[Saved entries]
# # #

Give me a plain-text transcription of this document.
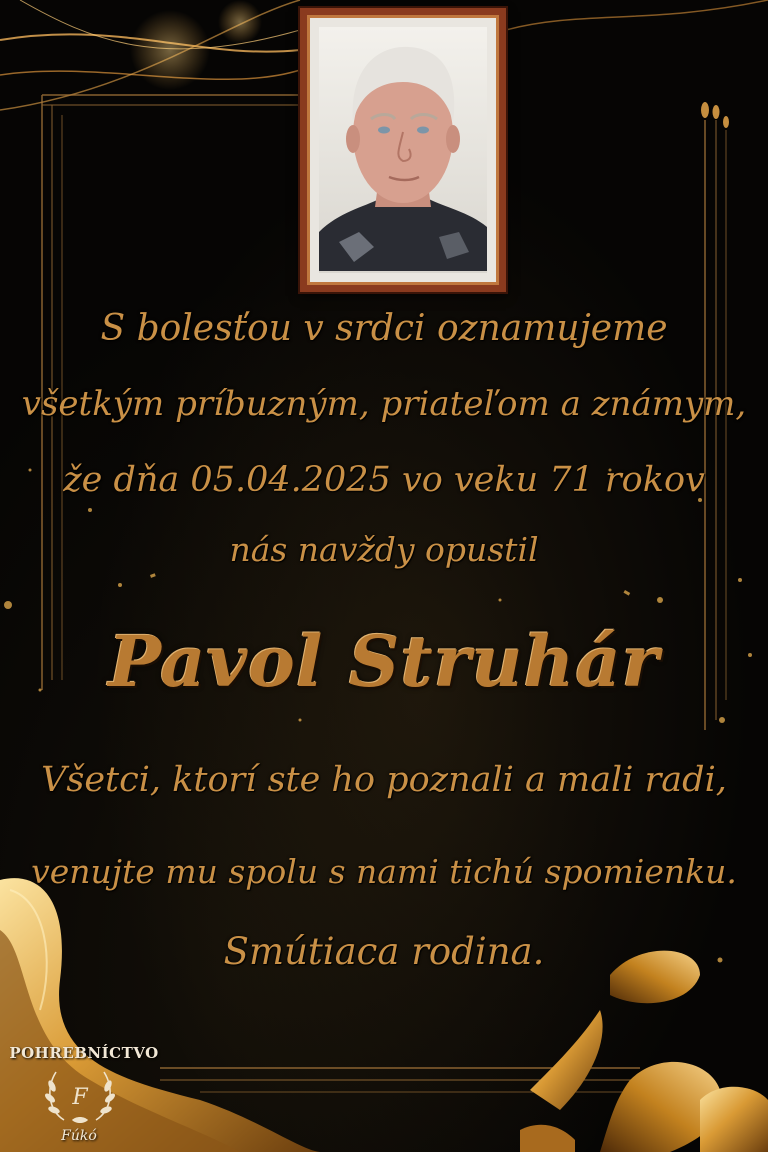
S bolesťou v srdci oznamujeme
všetkým príbuzným, priateľom a známym,
že dňa 05.04.2025 vo veku 71 rokov
nás navždy opustil
Pavol Struhár
Všetci, ktorí ste ho poznali a mali radi,
venujte mu spolu s nami tichú spomienku.
Smútiaca rodina.
POHREBNÍCTVO
F
Fúkó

# # #

# WHAT NEEDS TO BE DONE
Copy the whole listing above word for word but do not carry over the pictures.

# RESPONSE
Give me a plain-text transcription of this document.
S bolesťou v srdci oznamujeme
všetkým príbuzným, priateľom a známym,
že dňa 05.04.2025 vo veku 71 rokov
nás navždy opustil
Pavol Struhár
Všetci, ktorí ste ho poznali a mali radi,
venujte mu spolu s nami tichú spomienku.
Smútiaca rodina.
POHREBNÍCTVO
F
Fúkó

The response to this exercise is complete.